- What is being asked: Make an exact copy of all the records.

- Given records:

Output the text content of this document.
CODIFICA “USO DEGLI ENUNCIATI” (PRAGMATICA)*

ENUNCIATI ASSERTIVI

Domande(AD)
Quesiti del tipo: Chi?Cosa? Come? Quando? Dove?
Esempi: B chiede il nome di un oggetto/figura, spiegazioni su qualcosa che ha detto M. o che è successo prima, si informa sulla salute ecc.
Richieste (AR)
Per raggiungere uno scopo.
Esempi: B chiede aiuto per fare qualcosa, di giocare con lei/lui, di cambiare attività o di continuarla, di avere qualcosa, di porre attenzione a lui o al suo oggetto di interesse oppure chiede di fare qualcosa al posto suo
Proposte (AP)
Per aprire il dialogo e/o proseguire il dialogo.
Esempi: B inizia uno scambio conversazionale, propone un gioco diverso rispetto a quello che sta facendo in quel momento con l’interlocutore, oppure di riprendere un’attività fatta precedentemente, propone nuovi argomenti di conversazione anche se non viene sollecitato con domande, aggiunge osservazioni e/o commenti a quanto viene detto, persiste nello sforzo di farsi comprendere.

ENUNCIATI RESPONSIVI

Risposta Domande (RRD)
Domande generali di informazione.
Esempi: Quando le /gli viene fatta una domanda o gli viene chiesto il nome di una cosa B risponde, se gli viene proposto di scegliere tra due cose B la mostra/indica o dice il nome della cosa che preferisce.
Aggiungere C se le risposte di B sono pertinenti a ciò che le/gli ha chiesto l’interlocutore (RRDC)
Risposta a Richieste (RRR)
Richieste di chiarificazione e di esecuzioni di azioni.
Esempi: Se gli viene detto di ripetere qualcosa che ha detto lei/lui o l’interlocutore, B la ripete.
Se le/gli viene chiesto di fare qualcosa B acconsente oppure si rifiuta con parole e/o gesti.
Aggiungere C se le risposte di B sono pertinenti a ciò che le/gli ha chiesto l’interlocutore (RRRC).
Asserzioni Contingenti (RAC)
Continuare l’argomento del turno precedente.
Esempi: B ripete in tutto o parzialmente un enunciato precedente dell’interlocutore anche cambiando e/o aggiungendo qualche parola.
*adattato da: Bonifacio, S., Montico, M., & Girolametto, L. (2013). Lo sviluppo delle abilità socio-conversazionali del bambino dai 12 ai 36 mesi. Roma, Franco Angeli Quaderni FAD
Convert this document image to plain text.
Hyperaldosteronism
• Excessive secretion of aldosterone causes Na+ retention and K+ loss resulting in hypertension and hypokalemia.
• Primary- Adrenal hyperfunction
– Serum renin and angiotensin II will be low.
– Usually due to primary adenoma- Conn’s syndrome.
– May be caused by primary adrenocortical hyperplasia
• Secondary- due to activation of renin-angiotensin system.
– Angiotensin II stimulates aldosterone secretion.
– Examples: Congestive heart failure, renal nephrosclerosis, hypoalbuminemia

- Expected answer:
Output the text content of this document.
CODIFICA “USO DEGLI ENUNCIATI” (PRAGMATICA)*

ENUNCIATI ASSERTIVI

Domande(AD)
Quesiti del tipo: Chi?Cosa? Come? Quando? Dove?
Esempi: B chiede il nome di un oggetto/figura, spiegazioni su qualcosa che ha detto M. o che è successo prima, si informa sulla salute ecc.
Richieste (AR)
Per raggiungere uno scopo.
Esempi: B chiede aiuto per fare qualcosa, di giocare con lei/lui, di cambiare attività o di continuarla, di avere qualcosa, di porre attenzione a lui o al suo oggetto di interesse oppure chiede di fare qualcosa al posto suo
Proposte (AP)
Per aprire il dialogo e/o proseguire il dialogo.
Esempi: B inizia uno scambio conversazionale, propone un gioco diverso rispetto a quello che sta facendo in quel momento con l’interlocutore, oppure di riprendere un’attività fatta precedentemente, propone nuovi argomenti di conversazione anche se non viene sollecitato con domande, aggiunge osservazioni e/o commenti a quanto viene detto, persiste nello sforzo di farsi comprendere.

ENUNCIATI RESPONSIVI

Risposta Domande (RRD)
Domande generali di informazione.
Esempi: Quando le /gli viene fatta una domanda o gli viene chiesto il nome di una cosa B risponde, se gli viene proposto di scegliere tra due cose B la mostra/indica o dice il nome della cosa che preferisce.
Aggiungere C se le risposte di B sono pertinenti a ciò che le/gli ha chiesto l’interlocutore (RRDC)
Risposta a Richieste (RRR)
Richieste di chiarificazione e di esecuzioni di azioni.
Esempi: Se gli viene detto di ripetere qualcosa che ha detto lei/lui o l’interlocutore, B la ripete.
Se le/gli viene chiesto di fare qualcosa B acconsente oppure si rifiuta con parole e/o gesti.
Aggiungere C se le risposte di B sono pertinenti a ciò che le/gli ha chiesto l’interlocutore (RRRC).
Asserzioni Contingenti (RAC)
Continuare l’argomento del turno precedente.
Esempi: B ripete in tutto o parzialmente un enunciato precedente dell’interlocutore anche cambiando e/o aggiungendo qualche parola.
*adattato da: Bonifacio, S., Montico, M., & Girolametto, L. (2013). Lo sviluppo delle abilità socio-conversazionali del bambino dai 12 ai 36 mesi. Roma, Franco Angeli Quaderni FAD
Convert this document image to plain text.
Hyperaldosteronism
• Excessive secretion of aldosterone causes Na+ retention and K+ loss resulting in hypertension and hypokalemia.
• Primary- Adrenal hyperfunction
– Serum renin and angiotensin II will be low.
– Usually due to primary adenoma- Conn’s syndrome.
– May be caused by primary adrenocortical hyperplasia
• Secondary- due to activation of renin-angiotensin system.
– Angiotensin II stimulates aldosterone secretion.
– Examples: Congestive heart failure, renal nephrosclerosis, hypoalbuminemia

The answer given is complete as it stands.